WORK TO BE COMPLETED: Find the line that contains "Give me a plain-text". Copy it and every line after it to the end of the material below, exactly, with no pictures.

RECORD EXTRACTS:
— START —

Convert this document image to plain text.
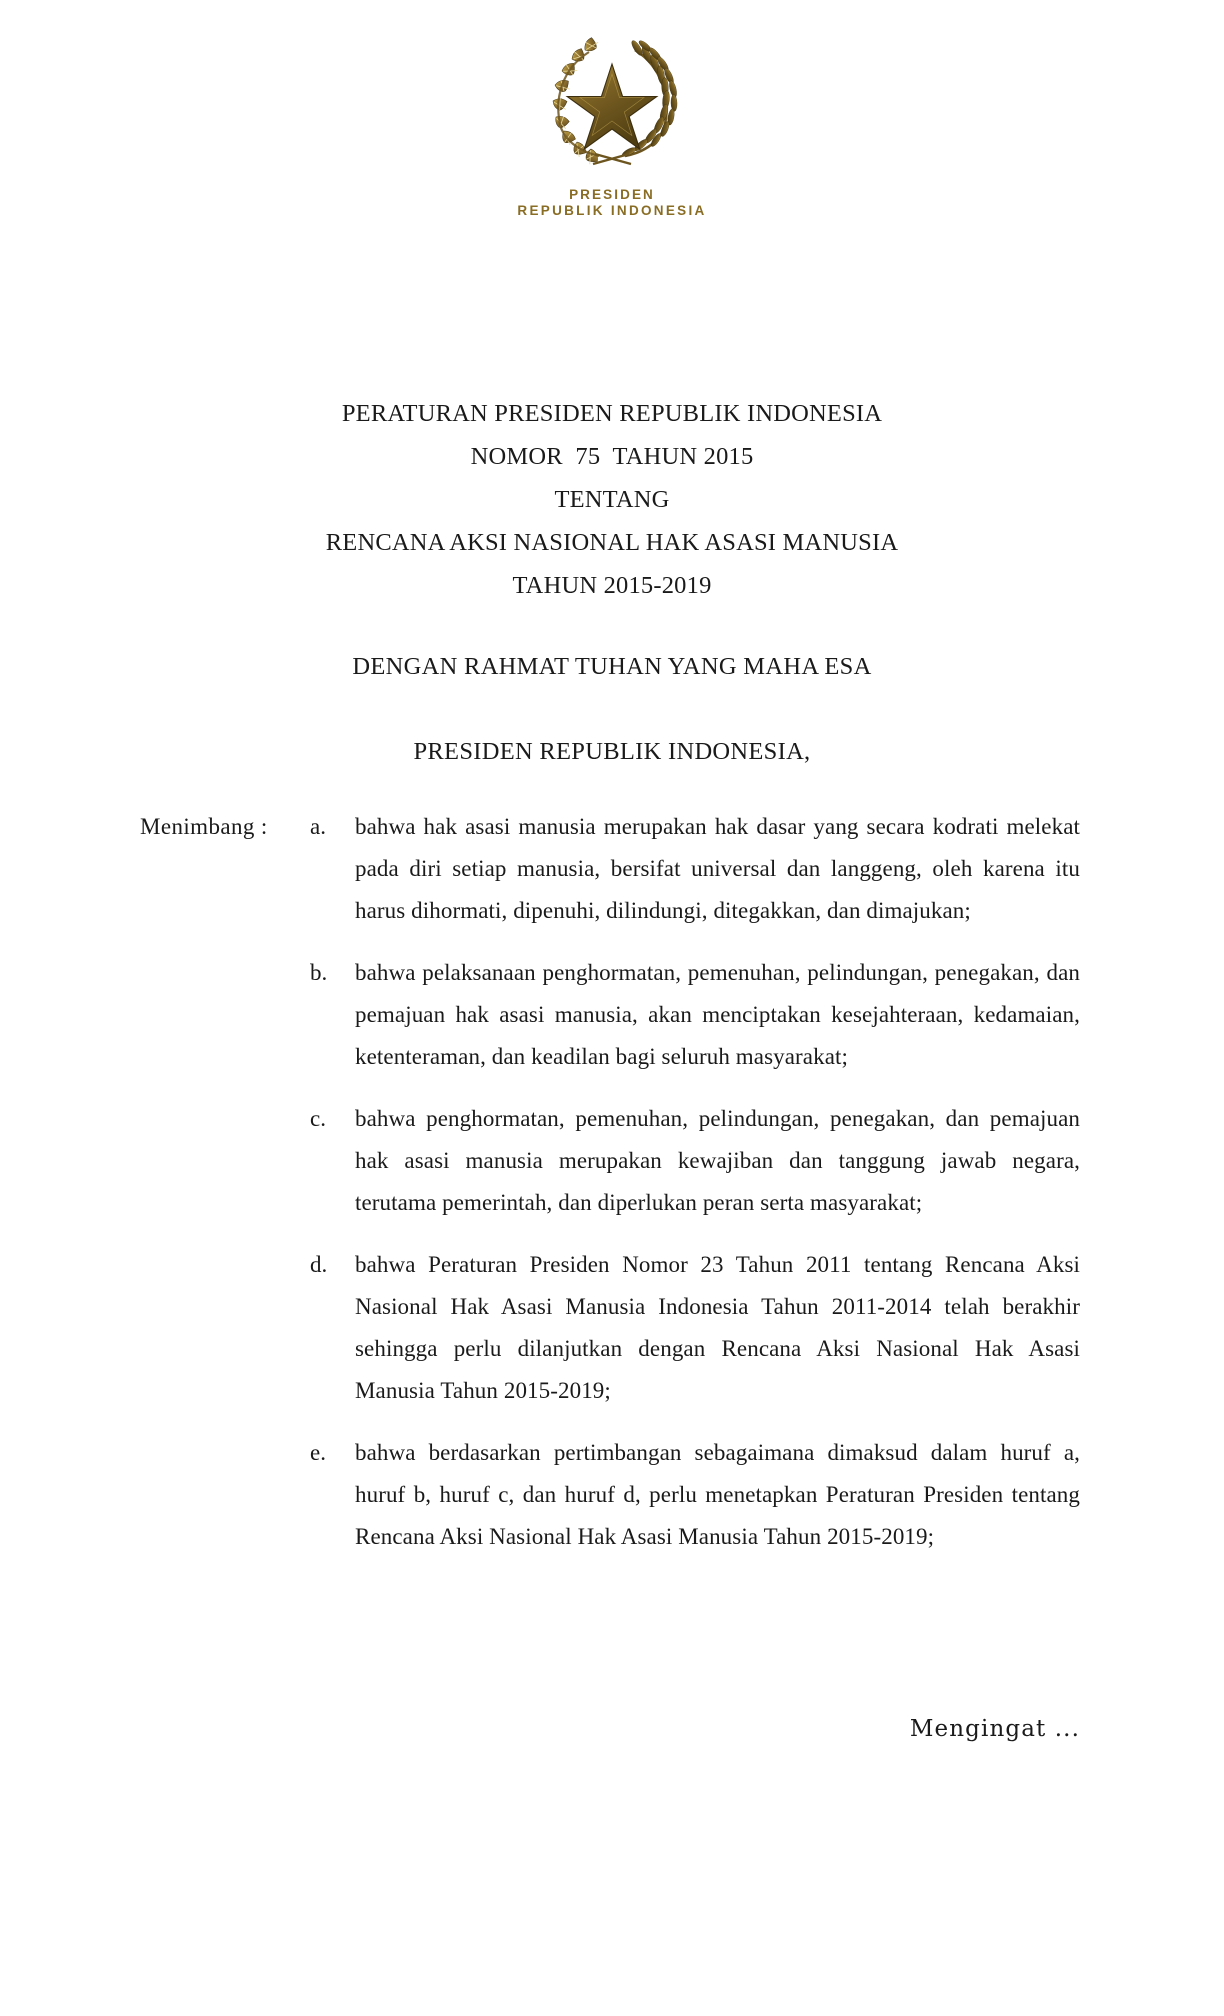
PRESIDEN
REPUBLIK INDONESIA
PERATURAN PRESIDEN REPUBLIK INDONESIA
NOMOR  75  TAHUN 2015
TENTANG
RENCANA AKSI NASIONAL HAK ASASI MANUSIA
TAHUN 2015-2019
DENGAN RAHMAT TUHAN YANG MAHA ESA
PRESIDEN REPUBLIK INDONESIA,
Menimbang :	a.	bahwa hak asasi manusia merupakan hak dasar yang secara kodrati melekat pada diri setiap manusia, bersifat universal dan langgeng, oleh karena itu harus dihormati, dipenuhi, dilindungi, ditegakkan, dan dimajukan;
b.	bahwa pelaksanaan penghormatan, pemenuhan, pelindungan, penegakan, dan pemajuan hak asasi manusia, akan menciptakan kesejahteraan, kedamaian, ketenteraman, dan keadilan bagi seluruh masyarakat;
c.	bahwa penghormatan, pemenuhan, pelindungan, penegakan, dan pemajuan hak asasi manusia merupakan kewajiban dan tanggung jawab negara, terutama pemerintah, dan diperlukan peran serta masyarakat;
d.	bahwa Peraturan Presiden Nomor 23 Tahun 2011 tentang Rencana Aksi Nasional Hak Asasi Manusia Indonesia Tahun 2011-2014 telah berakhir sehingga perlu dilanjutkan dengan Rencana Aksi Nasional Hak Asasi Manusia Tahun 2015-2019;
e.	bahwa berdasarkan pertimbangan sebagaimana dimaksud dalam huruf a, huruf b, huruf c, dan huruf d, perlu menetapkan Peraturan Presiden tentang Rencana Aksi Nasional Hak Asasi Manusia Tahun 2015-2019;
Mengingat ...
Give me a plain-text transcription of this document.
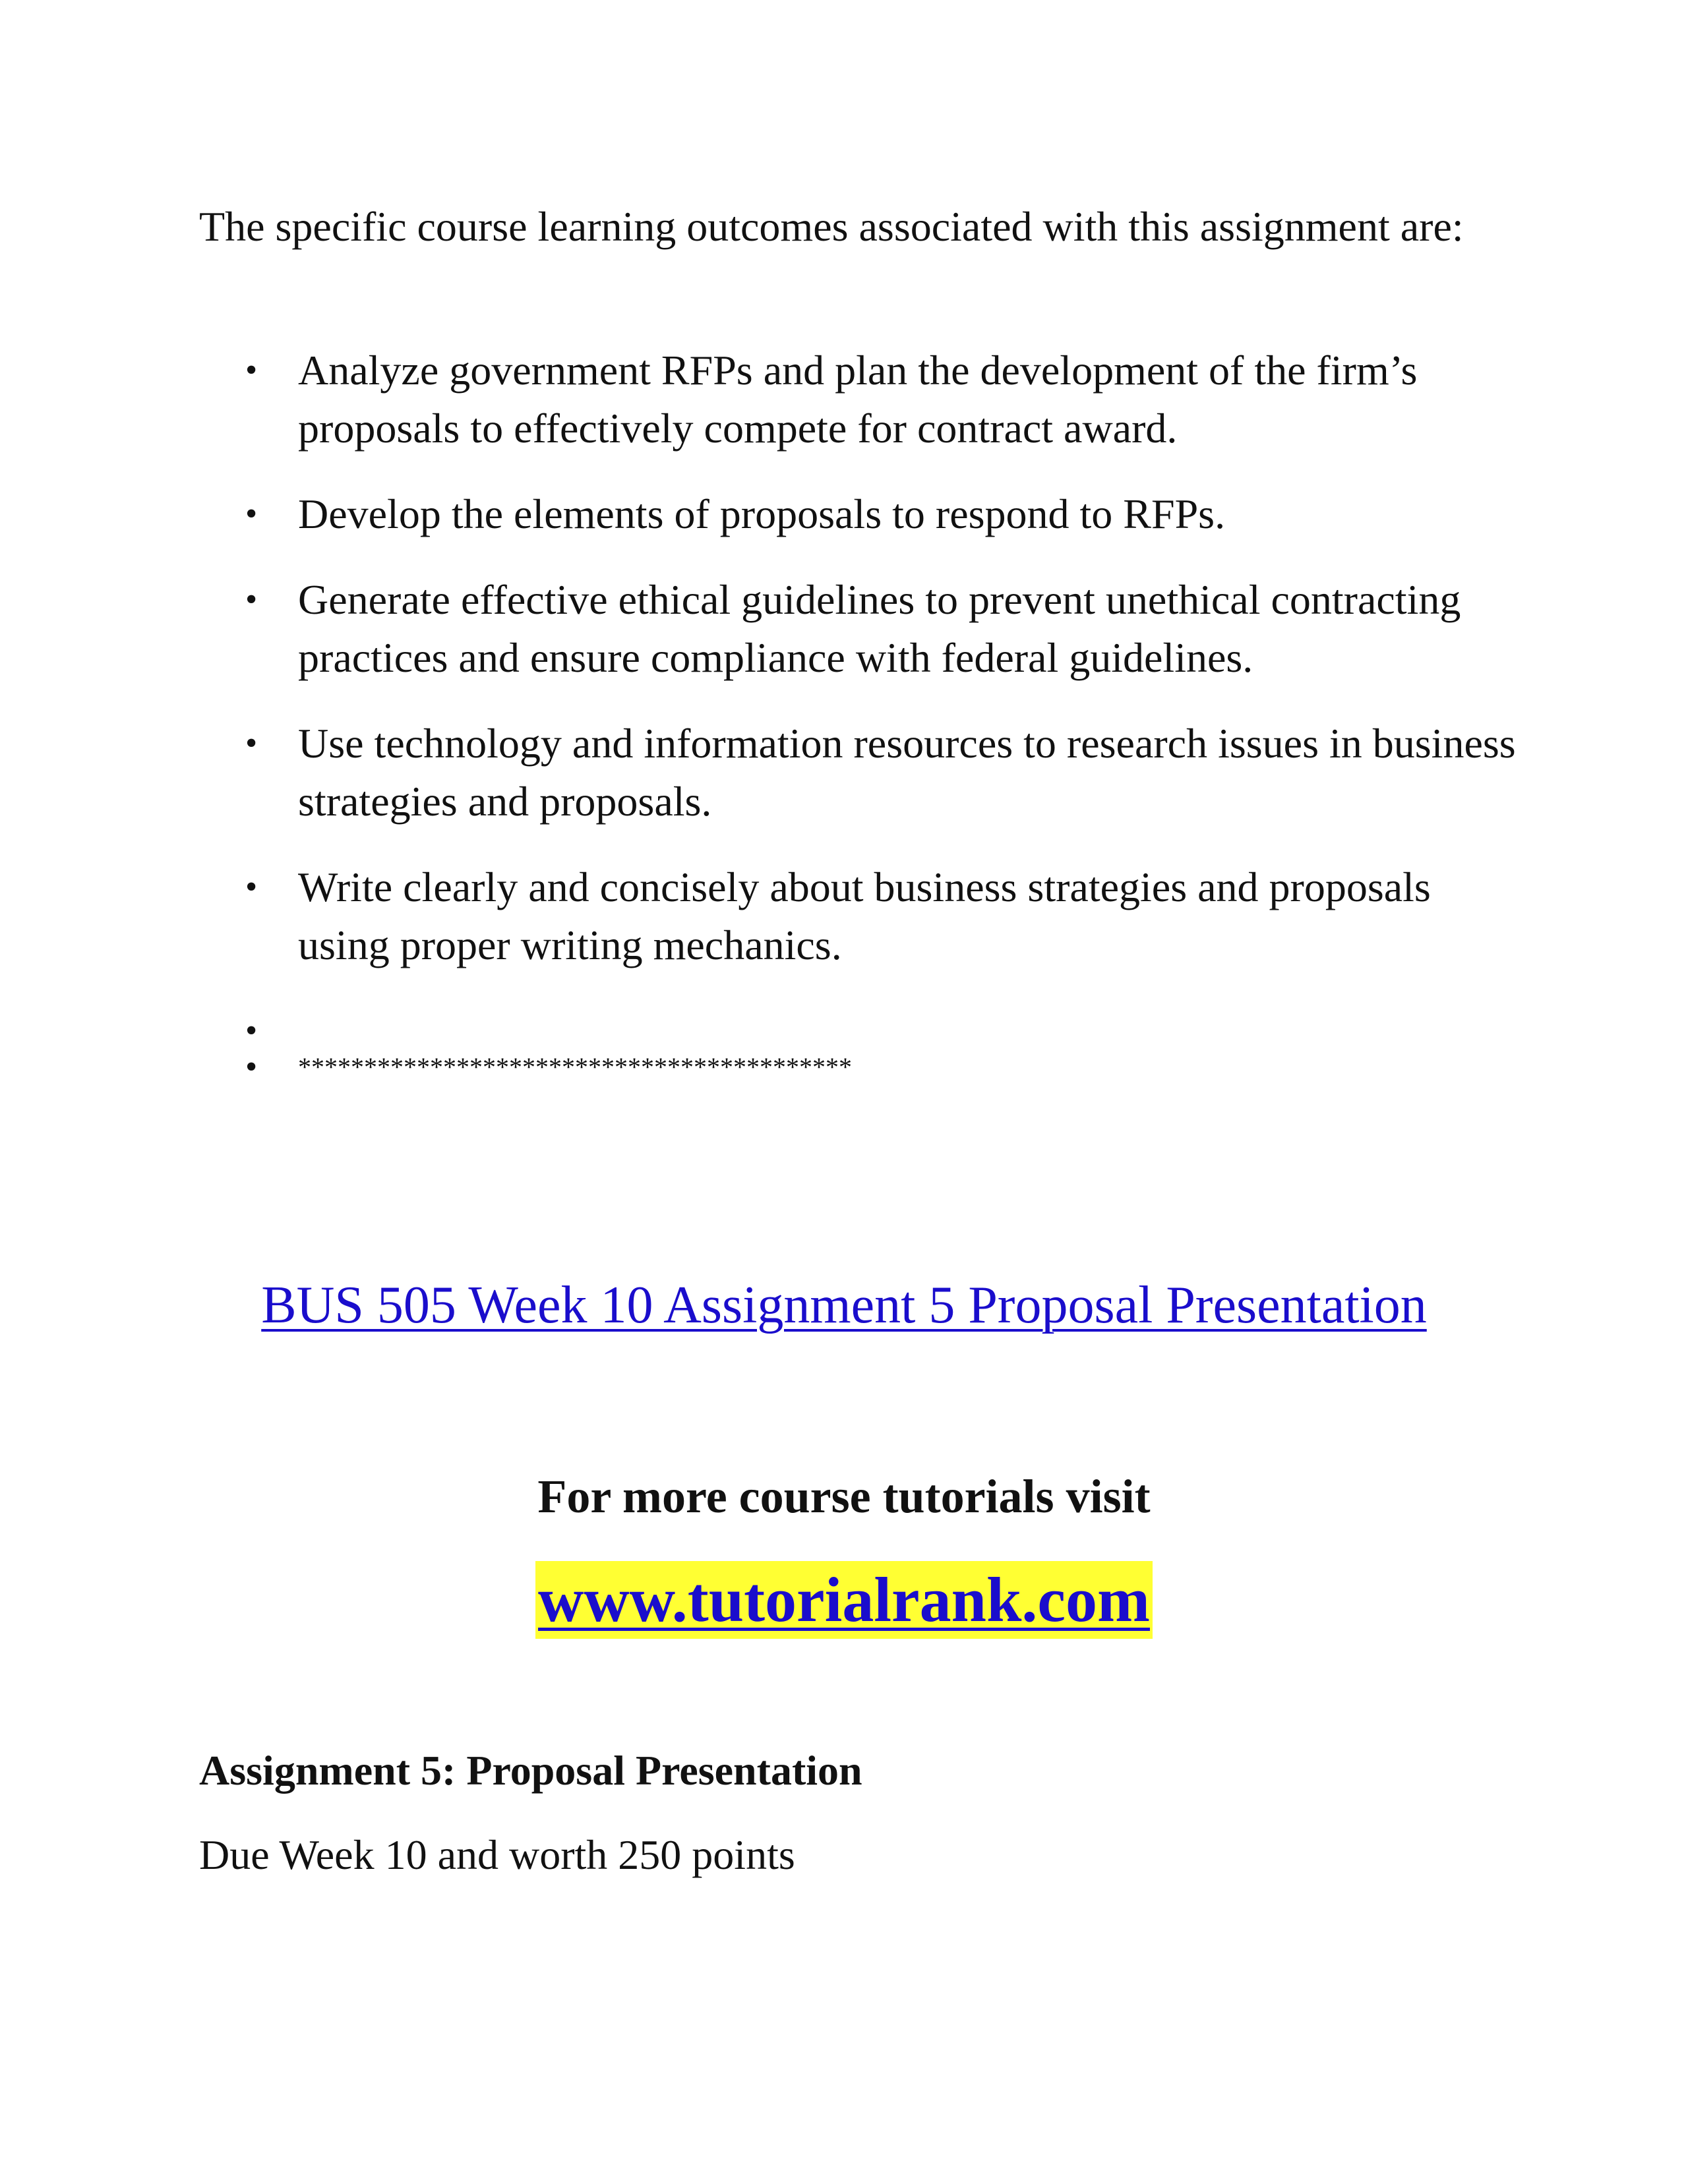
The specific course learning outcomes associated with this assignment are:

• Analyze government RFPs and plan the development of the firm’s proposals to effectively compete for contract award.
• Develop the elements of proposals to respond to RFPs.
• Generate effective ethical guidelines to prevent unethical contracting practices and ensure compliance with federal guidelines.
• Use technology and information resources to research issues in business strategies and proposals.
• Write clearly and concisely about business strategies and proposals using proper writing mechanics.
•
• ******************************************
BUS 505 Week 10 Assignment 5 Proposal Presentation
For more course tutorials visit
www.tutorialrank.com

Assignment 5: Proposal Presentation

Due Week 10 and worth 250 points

— END —

RESPONSE TO THE TASK:
Give me a plain-text transcription of this document.
The specific course learning outcomes associated with this assignment are:

• Analyze government RFPs and plan the development of the firm’s proposals to effectively compete for contract award.
• Develop the elements of proposals to respond to RFPs.
• Generate effective ethical guidelines to prevent unethical contracting practices and ensure compliance with federal guidelines.
• Use technology and information resources to research issues in business strategies and proposals.
• Write clearly and concisely about business strategies and proposals using proper writing mechanics.
•
• ******************************************
BUS 505 Week 10 Assignment 5 Proposal Presentation
For more course tutorials visit
www.tutorialrank.com

Assignment 5: Proposal Presentation

Due Week 10 and worth 250 points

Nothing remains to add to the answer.